**Material supplied:**
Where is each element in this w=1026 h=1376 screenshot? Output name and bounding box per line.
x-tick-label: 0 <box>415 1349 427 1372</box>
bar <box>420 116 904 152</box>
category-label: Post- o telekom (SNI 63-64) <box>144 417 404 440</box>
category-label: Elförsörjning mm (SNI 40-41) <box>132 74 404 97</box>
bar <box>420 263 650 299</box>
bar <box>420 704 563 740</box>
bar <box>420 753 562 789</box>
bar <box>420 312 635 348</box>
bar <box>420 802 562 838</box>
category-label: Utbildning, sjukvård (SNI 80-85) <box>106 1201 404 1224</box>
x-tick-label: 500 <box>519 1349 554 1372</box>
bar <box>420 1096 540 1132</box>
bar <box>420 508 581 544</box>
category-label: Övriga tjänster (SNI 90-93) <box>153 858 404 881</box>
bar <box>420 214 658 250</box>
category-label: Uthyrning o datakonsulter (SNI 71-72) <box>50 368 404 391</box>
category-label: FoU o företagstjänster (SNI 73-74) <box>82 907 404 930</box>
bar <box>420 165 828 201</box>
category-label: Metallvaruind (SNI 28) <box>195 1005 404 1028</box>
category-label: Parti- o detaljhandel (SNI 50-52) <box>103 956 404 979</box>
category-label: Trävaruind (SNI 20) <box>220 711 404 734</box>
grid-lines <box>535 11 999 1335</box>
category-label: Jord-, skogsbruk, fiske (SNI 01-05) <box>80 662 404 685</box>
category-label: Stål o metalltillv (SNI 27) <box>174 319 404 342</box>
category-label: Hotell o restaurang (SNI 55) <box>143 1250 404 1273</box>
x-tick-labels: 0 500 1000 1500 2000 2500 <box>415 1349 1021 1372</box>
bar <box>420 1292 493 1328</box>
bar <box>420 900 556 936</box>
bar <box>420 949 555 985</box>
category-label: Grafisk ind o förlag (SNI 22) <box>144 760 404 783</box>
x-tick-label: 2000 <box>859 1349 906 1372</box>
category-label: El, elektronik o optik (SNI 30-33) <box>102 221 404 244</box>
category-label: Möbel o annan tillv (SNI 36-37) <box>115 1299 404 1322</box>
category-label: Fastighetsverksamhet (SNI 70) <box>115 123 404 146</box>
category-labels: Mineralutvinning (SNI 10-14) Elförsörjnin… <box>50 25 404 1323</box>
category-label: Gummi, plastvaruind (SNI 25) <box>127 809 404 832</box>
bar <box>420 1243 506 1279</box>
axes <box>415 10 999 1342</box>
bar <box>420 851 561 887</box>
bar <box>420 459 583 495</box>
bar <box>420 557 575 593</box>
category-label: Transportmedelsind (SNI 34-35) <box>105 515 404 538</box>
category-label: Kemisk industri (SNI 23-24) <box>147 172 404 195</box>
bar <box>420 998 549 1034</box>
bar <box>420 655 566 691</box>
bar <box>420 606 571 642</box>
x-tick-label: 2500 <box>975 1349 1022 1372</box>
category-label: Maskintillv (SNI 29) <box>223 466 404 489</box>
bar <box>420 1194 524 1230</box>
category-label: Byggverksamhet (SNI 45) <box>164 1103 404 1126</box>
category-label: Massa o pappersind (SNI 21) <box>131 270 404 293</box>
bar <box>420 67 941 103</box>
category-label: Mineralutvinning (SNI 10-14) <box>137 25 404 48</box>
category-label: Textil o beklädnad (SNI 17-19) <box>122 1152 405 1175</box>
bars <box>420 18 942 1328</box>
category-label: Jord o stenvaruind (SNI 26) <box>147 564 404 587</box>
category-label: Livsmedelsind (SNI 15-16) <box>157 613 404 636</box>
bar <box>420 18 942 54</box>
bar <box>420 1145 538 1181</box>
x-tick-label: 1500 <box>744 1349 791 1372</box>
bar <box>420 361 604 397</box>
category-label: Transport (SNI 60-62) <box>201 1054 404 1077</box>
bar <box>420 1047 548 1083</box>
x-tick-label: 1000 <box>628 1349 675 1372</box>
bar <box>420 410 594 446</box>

**Written exercise:**
Edit the lines running from the start of the records through the line that contains "bar <box>420 704 563 740</box>", inclusive, so that "screenshot" becomes "chart" and nothing else changes. Give back only those lines.

**Exercise solution:**
Where is each element in this w=1026 h=1376 chart? Output name and bounding box per line.
x-tick-label: 0 <box>415 1349 427 1372</box>
bar <box>420 116 904 152</box>
category-label: Post- o telekom (SNI 63-64) <box>144 417 404 440</box>
category-label: Elförsörjning mm (SNI 40-41) <box>132 74 404 97</box>
bar <box>420 263 650 299</box>
bar <box>420 704 563 740</box>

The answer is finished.